Figure record listings:
** BEGIN **
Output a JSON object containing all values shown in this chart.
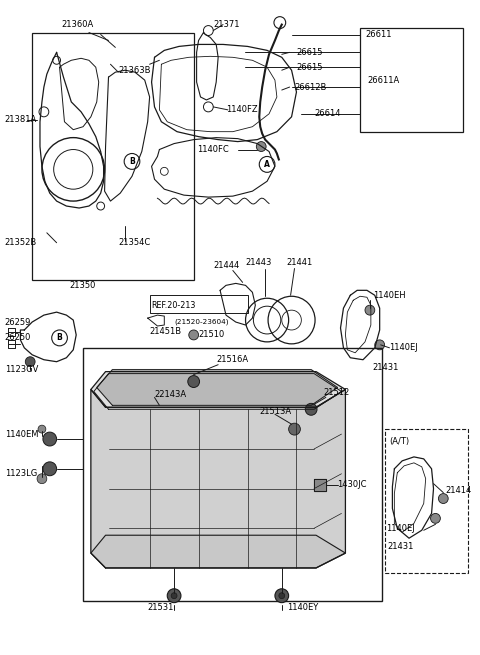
{
  "fig_width": 4.8,
  "fig_height": 6.55,
  "dpi": 100,
  "bg_color": "#ffffff",
  "line_color": "#1a1a1a",
  "label_fs": 6.0,
  "small_fs": 5.5,
  "xlim": [
    0,
    480
  ],
  "ylim": [
    0,
    655
  ]
}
** END **
* **WRITTEN PROBLEM**
Your task is to return the entries above exactly, with no pictures.

* **SOLUTION**
Output a JSON object containing all values shown in this chart.
{
  "fig_width": 4.8,
  "fig_height": 6.55,
  "dpi": 100,
  "bg_color": "#ffffff",
  "line_color": "#1a1a1a",
  "label_fs": 6.0,
  "small_fs": 5.5,
  "xlim": [
    0,
    480
  ],
  "ylim": [
    0,
    655
  ]
}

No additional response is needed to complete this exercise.